__What to produce__.
Please put every line of the items below into a numbered list, skipping blank lines and leaving the pictures out.

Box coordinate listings
[BEGIN]

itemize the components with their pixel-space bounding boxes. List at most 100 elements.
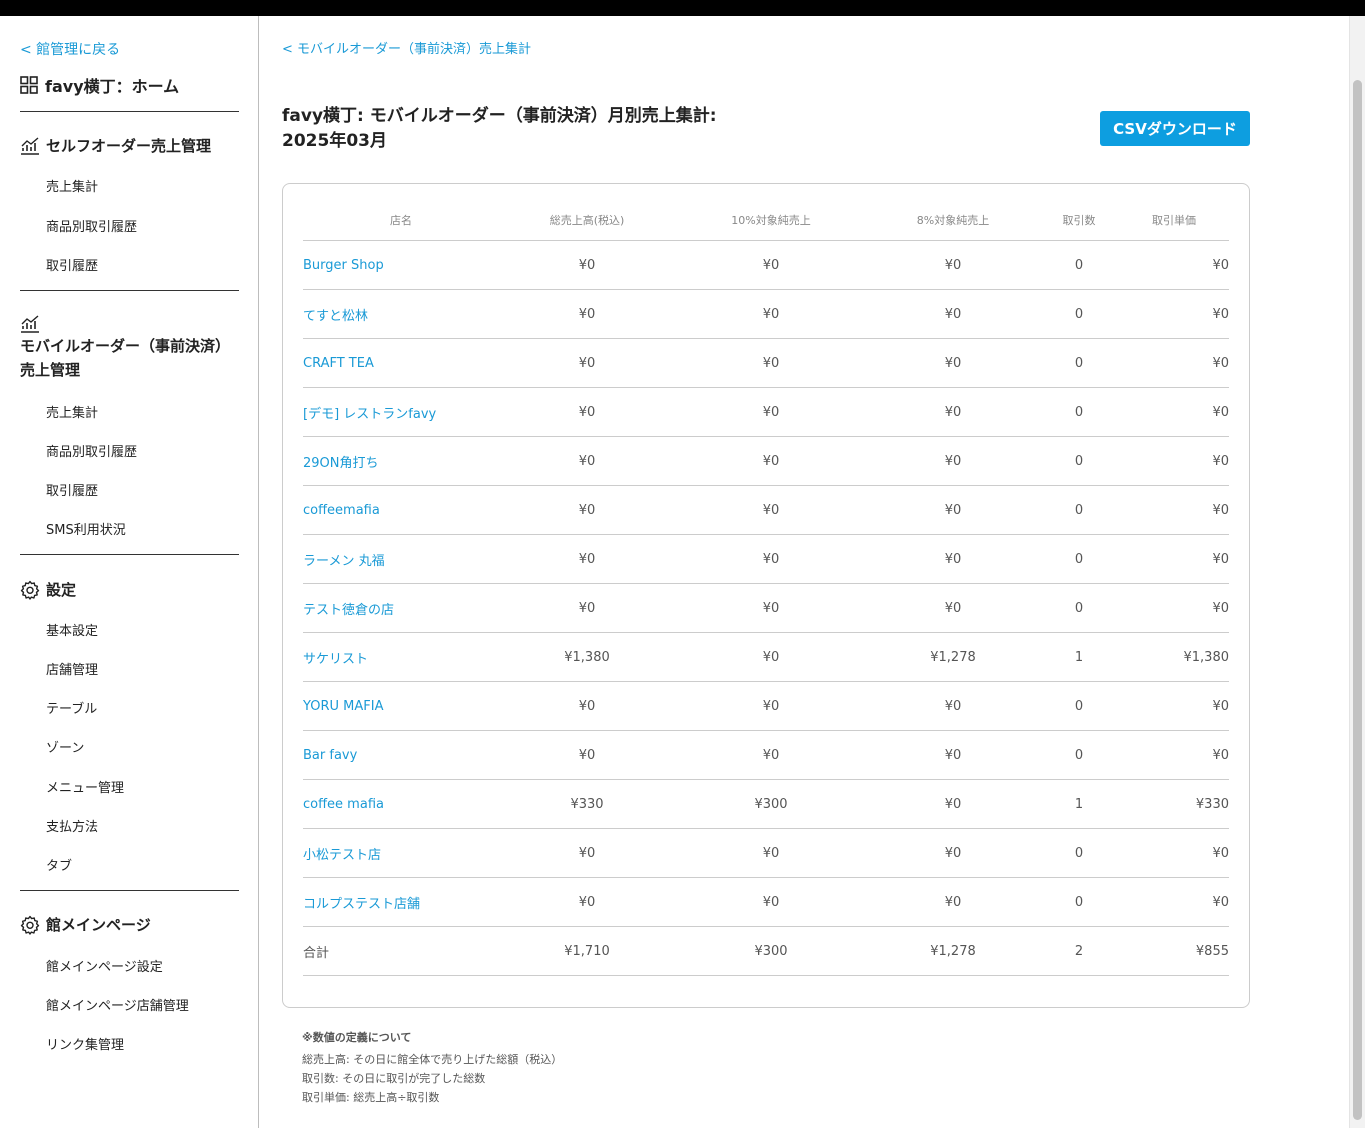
store-name-link[interactable]: コルプステスト店舗: [303, 877, 499, 927]
sidebar-item-payment-methods[interactable]: 支払方法: [46, 816, 98, 835]
unit-price-cell: ¥0: [1119, 436, 1229, 486]
net-10pct-cell: ¥0: [675, 534, 867, 584]
net-10pct-cell: ¥0: [675, 877, 867, 927]
net-8pct-cell: ¥0: [867, 289, 1039, 339]
column-header-gross-sales: 総売上高(税込): [499, 200, 675, 241]
sidebar-item-mobile-sales-summary[interactable]: 売上集計: [46, 402, 98, 421]
store-name-link[interactable]: [デモ] レストランfavy: [303, 387, 499, 437]
transaction-count-cell: 0: [1039, 534, 1119, 584]
sidebar-divider: [20, 290, 239, 291]
unit-price-cell: ¥330: [1119, 779, 1229, 829]
sidebar-divider: [20, 890, 239, 891]
section-main-page-title: 館メインページ: [20, 914, 151, 935]
store-name-link[interactable]: CRAFT TEA: [303, 338, 499, 388]
net-8pct-cell: ¥1,278: [867, 926, 1039, 976]
column-header-transactions: 取引数: [1039, 200, 1119, 241]
sidebar-item-mobile-transaction-history[interactable]: 取引履歴: [46, 480, 98, 499]
sidebar-item-table[interactable]: テーブル: [46, 698, 97, 717]
net-8pct-cell: ¥0: [867, 583, 1039, 633]
notes-line: 総売上高: その日に館全体で売り上げた総額（税込）: [302, 1053, 563, 1066]
unit-price-cell: ¥0: [1119, 240, 1229, 290]
transaction-count-cell: 1: [1039, 632, 1119, 682]
unit-price-cell: ¥0: [1119, 730, 1229, 780]
store-name-link[interactable]: 小松テスト店: [303, 828, 499, 878]
table-row: Bar favy ¥0 ¥0 ¥0 0 ¥0: [303, 730, 1229, 780]
table-row: YORU MAFIA ¥0 ¥0 ¥0 0 ¥0: [303, 681, 1229, 731]
sidebar-item-store-management[interactable]: 店舗管理: [46, 659, 98, 678]
transaction-count-cell: 0: [1039, 289, 1119, 339]
back-to-venue-link[interactable]: < 館管理に戻る: [20, 39, 120, 59]
gross-sales-cell: ¥1,380: [499, 632, 675, 682]
table-row: ラーメン 丸福 ¥0 ¥0 ¥0 0 ¥0: [303, 534, 1229, 584]
table-row: テスト徳倉の店 ¥0 ¥0 ¥0 0 ¥0: [303, 583, 1229, 633]
net-8pct-cell: ¥0: [867, 779, 1039, 829]
sidebar-item-self-sales-summary[interactable]: 売上集計: [46, 176, 98, 195]
store-name-link[interactable]: テスト徳倉の店: [303, 583, 499, 633]
sidebar-item-link-management[interactable]: リンク集管理: [46, 1034, 124, 1053]
csv-download-button[interactable]: CSVダウンロード: [1100, 111, 1250, 146]
transaction-count-cell: 0: [1039, 681, 1119, 731]
store-name-link[interactable]: 29ON角打ち: [303, 436, 499, 486]
sales-table-card: 店名 総売上高(税込) 10%対象純売上 8%対象純売上 取引数 取引単価 Bu…: [282, 183, 1250, 1008]
sidebar-item-main-page-settings[interactable]: 館メインページ設定: [46, 956, 163, 975]
net-8pct-cell: ¥0: [867, 387, 1039, 437]
section-settings-title: 設定: [20, 579, 76, 600]
sidebar-item-sms-usage[interactable]: SMS利用状況: [46, 519, 126, 538]
sidebar-item-tabs[interactable]: タブ: [46, 855, 72, 874]
window-top-bar: [0, 0, 1365, 16]
scrollbar-thumb[interactable]: [1353, 80, 1362, 1120]
notes-line: 取引数: その日に取引が完了した総数: [302, 1072, 486, 1085]
vertical-scrollbar[interactable]: [1349, 16, 1365, 1128]
table-row: サケリスト ¥1,380 ¥0 ¥1,278 1 ¥1,380: [303, 632, 1229, 682]
column-header-store: 店名: [303, 200, 499, 241]
net-8pct-cell: ¥0: [867, 534, 1039, 584]
store-name-link[interactable]: coffee mafia: [303, 779, 499, 829]
net-10pct-cell: ¥0: [675, 240, 867, 290]
store-name-link[interactable]: Burger Shop: [303, 240, 499, 290]
net-10pct-cell: ¥0: [675, 338, 867, 388]
sidebar-item-basic-settings[interactable]: 基本設定: [46, 620, 98, 639]
sidebar-item-menu-management[interactable]: メニュー管理: [46, 777, 124, 796]
net-10pct-cell: ¥0: [675, 436, 867, 486]
unit-price-cell: ¥0: [1119, 828, 1229, 878]
net-8pct-cell: ¥0: [867, 730, 1039, 780]
transaction-count-cell: 0: [1039, 877, 1119, 927]
sidebar-item-main-page-store-management[interactable]: 館メインページ店舗管理: [46, 995, 189, 1014]
table-row: Burger Shop ¥0 ¥0 ¥0 0 ¥0: [303, 240, 1229, 290]
table-row: CRAFT TEA ¥0 ¥0 ¥0 0 ¥0: [303, 338, 1229, 388]
sidebar-item-zone[interactable]: ゾーン: [46, 737, 84, 756]
transaction-count-cell: 2: [1039, 926, 1119, 976]
sidebar-item-self-product-history[interactable]: 商品別取引履歴: [46, 216, 137, 235]
table-row: てすと松林 ¥0 ¥0 ¥0 0 ¥0: [303, 289, 1229, 339]
net-10pct-cell: ¥0: [675, 828, 867, 878]
sidebar-item-mobile-product-history[interactable]: 商品別取引履歴: [46, 441, 137, 460]
gross-sales-cell: ¥0: [499, 877, 675, 927]
page-title: favy横丁: モバイルオーダー（事前決済）月別売上集計: 2025年03月: [282, 106, 717, 151]
breadcrumb[interactable]: < モバイルオーダー（事前決済）売上集計: [282, 38, 531, 57]
net-10pct-cell: ¥0: [675, 289, 867, 339]
section-self-order-title: セルフオーダー売上管理: [20, 135, 211, 156]
transaction-count-cell: 1: [1039, 779, 1119, 829]
chart-icon: [21, 136, 39, 155]
table-row: コルプステスト店舗 ¥0 ¥0 ¥0 0 ¥0: [303, 877, 1229, 927]
net-8pct-cell: ¥0: [867, 877, 1039, 927]
sidebar-home[interactable]: favy横丁：ホーム: [20, 73, 179, 97]
store-name-link[interactable]: ラーメン 丸福: [303, 534, 499, 584]
net-10pct-cell: ¥300: [675, 779, 867, 829]
column-header-8pct-net: 8%対象純売上: [867, 200, 1039, 241]
sidebar-item-self-transaction-history[interactable]: 取引履歴: [46, 255, 98, 274]
store-name-link[interactable]: YORU MAFIA: [303, 681, 499, 731]
notes-title: ※数値の定義について: [302, 1031, 412, 1044]
store-name-link[interactable]: coffeemafia: [303, 485, 499, 535]
store-name-link[interactable]: てすと松林: [303, 289, 499, 339]
net-10pct-cell: ¥0: [675, 583, 867, 633]
store-name-link[interactable]: サケリスト: [303, 632, 499, 682]
transaction-count-cell: 0: [1039, 583, 1119, 633]
transaction-count-cell: 0: [1039, 240, 1119, 290]
store-name-link[interactable]: Bar favy: [303, 730, 499, 780]
net-10pct-cell: ¥300: [675, 926, 867, 976]
gross-sales-cell: ¥0: [499, 534, 675, 584]
net-8pct-cell: ¥1,278: [867, 632, 1039, 682]
gross-sales-cell: ¥1,710: [499, 926, 675, 976]
gross-sales-cell: ¥0: [499, 730, 675, 780]
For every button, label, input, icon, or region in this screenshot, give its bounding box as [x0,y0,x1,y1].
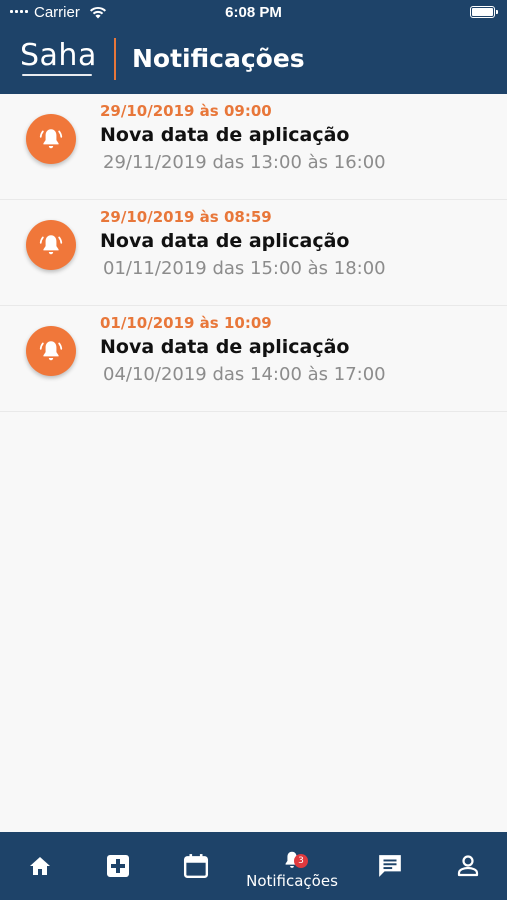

[END]

__Exercise result__.
1. itemize the components with their pixel-space bounding boxes. List at most 100 elements.
2. store-name-link[interactable]: コルプステスト店舗: [303, 877, 499, 927]
3. sidebar-item-payment-methods[interactable]: 支払方法: [46, 816, 98, 835]
4. unit-price-cell: ¥0: [1119, 436, 1229, 486]
5. net-10pct-cell: ¥0: [675, 534, 867, 584]
6. net-10pct-cell: ¥0: [675, 877, 867, 927]
7. net-8pct-cell: ¥0: [867, 289, 1039, 339]
8. column-header-gross-sales: 総売上高(税込): [499, 200, 675, 241]
9. sidebar-item-mobile-sales-summary[interactable]: 売上集計: [46, 402, 98, 421]
10. store-name-link[interactable]: [デモ] レストランfavy: [303, 387, 499, 437]
11. transaction-count-cell: 0: [1039, 534, 1119, 584]
12. sidebar-divider: [20, 290, 239, 291]
13. unit-price-cell: ¥330: [1119, 779, 1229, 829]
14. sidebar-divider: [20, 890, 239, 891]
15. section-main-page-title: 館メインページ: [20, 914, 151, 935]
16. store-name-link[interactable]: CRAFT TEA: [303, 338, 499, 388]
17. net-8pct-cell: ¥1,278: [867, 926, 1039, 976]
18. column-header-transactions: 取引数: [1039, 200, 1119, 241]
19. sidebar-item-mobile-transaction-history[interactable]: 取引履歴: [46, 480, 98, 499]
20. sidebar-item-table[interactable]: テーブル: [46, 698, 97, 717]
21. net-8pct-cell: ¥0: [867, 583, 1039, 633]
22. notes-line: 総売上高: その日に館全体で売り上げた総額（税込）: [302, 1053, 563, 1066]
23. unit-price-cell: ¥0: [1119, 240, 1229, 290]
24. transaction-count-cell: 1: [1039, 632, 1119, 682]
25. unit-price-cell: ¥0: [1119, 730, 1229, 780]
26. store-name-link[interactable]: 小松テスト店: [303, 828, 499, 878]
27. table-row: Bar favy ¥0 ¥0 ¥0 0 ¥0: [303, 730, 1229, 780]
28. table-row: YORU MAFIA ¥0 ¥0 ¥0 0 ¥0: [303, 681, 1229, 731]
29. sidebar-item-store-management[interactable]: 店舗管理: [46, 659, 98, 678]
30. transaction-count-cell: 0: [1039, 289, 1119, 339]
31. back-to-venue-link[interactable]: < 館管理に戻る: [20, 39, 120, 59]
32. gross-sales-cell: ¥1,380: [499, 632, 675, 682]
33. table-row: ラーメン 丸福 ¥0 ¥0 ¥0 0 ¥0: [303, 534, 1229, 584]
34. table-row: テスト徳倉の店 ¥0 ¥0 ¥0 0 ¥0: [303, 583, 1229, 633]
35. net-8pct-cell: ¥0: [867, 779, 1039, 829]
36. sidebar-item-self-sales-summary[interactable]: 売上集計: [46, 176, 98, 195]
37. store-name-link[interactable]: テスト徳倉の店: [303, 583, 499, 633]
38. sidebar-item-link-management[interactable]: リンク集管理: [46, 1034, 124, 1053]
39. csv-download-button[interactable]: CSVダウンロード: [1100, 111, 1250, 146]
40. transaction-count-cell: 0: [1039, 681, 1119, 731]
41. store-name-link[interactable]: 29ON角打ち: [303, 436, 499, 486]
42. sales-table-card: 店名 総売上高(税込) 10%対象純売上 8%対象純売上 取引数 取引単価 Bu…: [282, 183, 1250, 1008]
43. sidebar-item-main-page-settings[interactable]: 館メインページ設定: [46, 956, 163, 975]
44. net-8pct-cell: ¥0: [867, 387, 1039, 437]
45. section-settings-title: 設定: [20, 579, 76, 600]
46. sidebar-item-sms-usage[interactable]: SMS利用状況: [46, 519, 126, 538]
47. sidebar-item-tabs[interactable]: タブ: [46, 855, 72, 874]
48. window-top-bar: [0, 0, 1365, 16]
49. scrollbar-thumb[interactable]: [1353, 80, 1362, 1120]
50. notes-line: 取引数: その日に取引が完了した総数: [302, 1072, 486, 1085]
51. vertical-scrollbar[interactable]: [1349, 16, 1365, 1128]
52. table-row: サケリスト ¥1,380 ¥0 ¥1,278 1 ¥1,380: [303, 632, 1229, 682]
53. column-header-store: 店名: [303, 200, 499, 241]
54. net-8pct-cell: ¥0: [867, 534, 1039, 584]
55. store-name-link[interactable]: coffee mafia: [303, 779, 499, 829]
56. net-10pct-cell: ¥0: [675, 240, 867, 290]
57. store-name-link[interactable]: Burger Shop: [303, 240, 499, 290]
58. net-10pct-cell: ¥0: [675, 338, 867, 388]
59. sidebar-item-basic-settings[interactable]: 基本設定: [46, 620, 98, 639]
60. sidebar-item-menu-management[interactable]: メニュー管理: [46, 777, 124, 796]
61. net-10pct-cell: ¥0: [675, 436, 867, 486]
62. unit-price-cell: ¥0: [1119, 828, 1229, 878]
63. net-8pct-cell: ¥0: [867, 730, 1039, 780]
64. transaction-count-cell: 0: [1039, 877, 1119, 927]
65. sidebar-item-main-page-store-management[interactable]: 館メインページ店舗管理: [46, 995, 189, 1014]
66. table-row: Burger Shop ¥0 ¥0 ¥0 0 ¥0: [303, 240, 1229, 290]
67. table-row: CRAFT TEA ¥0 ¥0 ¥0 0 ¥0: [303, 338, 1229, 388]
68. sidebar-item-zone[interactable]: ゾーン: [46, 737, 84, 756]
69. transaction-count-cell: 2: [1039, 926, 1119, 976]
70. sidebar-item-self-product-history[interactable]: 商品別取引履歴: [46, 216, 137, 235]
71. table-row: てすと松林 ¥0 ¥0 ¥0 0 ¥0: [303, 289, 1229, 339]
72. net-10pct-cell: ¥0: [675, 828, 867, 878]
73. sidebar-item-mobile-product-history[interactable]: 商品別取引履歴: [46, 441, 137, 460]
74. gross-sales-cell: ¥0: [499, 877, 675, 927]
75. page-title: favy横丁: モバイルオーダー（事前決済）月別売上集計: 2025年03月: [282, 106, 717, 151]
76. breadcrumb[interactable]: < モバイルオーダー（事前決済）売上集計: [282, 38, 531, 57]
77. net-10pct-cell: ¥0: [675, 289, 867, 339]
78. section-self-order-title: セルフオーダー売上管理: [20, 135, 211, 156]
79. transaction-count-cell: 1: [1039, 779, 1119, 829]
80. chart-icon: [21, 136, 39, 155]
81. table-row: コルプステスト店舗 ¥0 ¥0 ¥0 0 ¥0: [303, 877, 1229, 927]
82. net-8pct-cell: ¥0: [867, 877, 1039, 927]
83. sidebar-home[interactable]: favy横丁：ホーム: [20, 73, 179, 97]
84. store-name-link[interactable]: ラーメン 丸福: [303, 534, 499, 584]
85. net-10pct-cell: ¥300: [675, 779, 867, 829]
86. column-header-8pct-net: 8%対象純売上: [867, 200, 1039, 241]
87. sidebar-item-self-transaction-history[interactable]: 取引履歴: [46, 255, 98, 274]
88. store-name-link[interactable]: YORU MAFIA: [303, 681, 499, 731]
89. notes-title: ※数値の定義について: [302, 1031, 412, 1044]
90. store-name-link[interactable]: coffeemafia: [303, 485, 499, 535]
91. store-name-link[interactable]: てすと松林: [303, 289, 499, 339]
92. net-10pct-cell: ¥0: [675, 583, 867, 633]
93. store-name-link[interactable]: サケリスト: [303, 632, 499, 682]
94. transaction-count-cell: 0: [1039, 583, 1119, 633]
95. transaction-count-cell: 0: [1039, 240, 1119, 290]
96. store-name-link[interactable]: Bar favy: [303, 730, 499, 780]
97. net-10pct-cell: ¥300: [675, 926, 867, 976]
98. gross-sales-cell: ¥0: [499, 534, 675, 584]
99. net-8pct-cell: ¥1,278: [867, 632, 1039, 682]
100. gross-sales-cell: ¥1,710: [499, 926, 675, 976]
101. gross-sales-cell: ¥0: [499, 730, 675, 780]
102. For every button, label, input, icon, or region in this screenshot, give its bounding box as [x0,y0,x1,y1].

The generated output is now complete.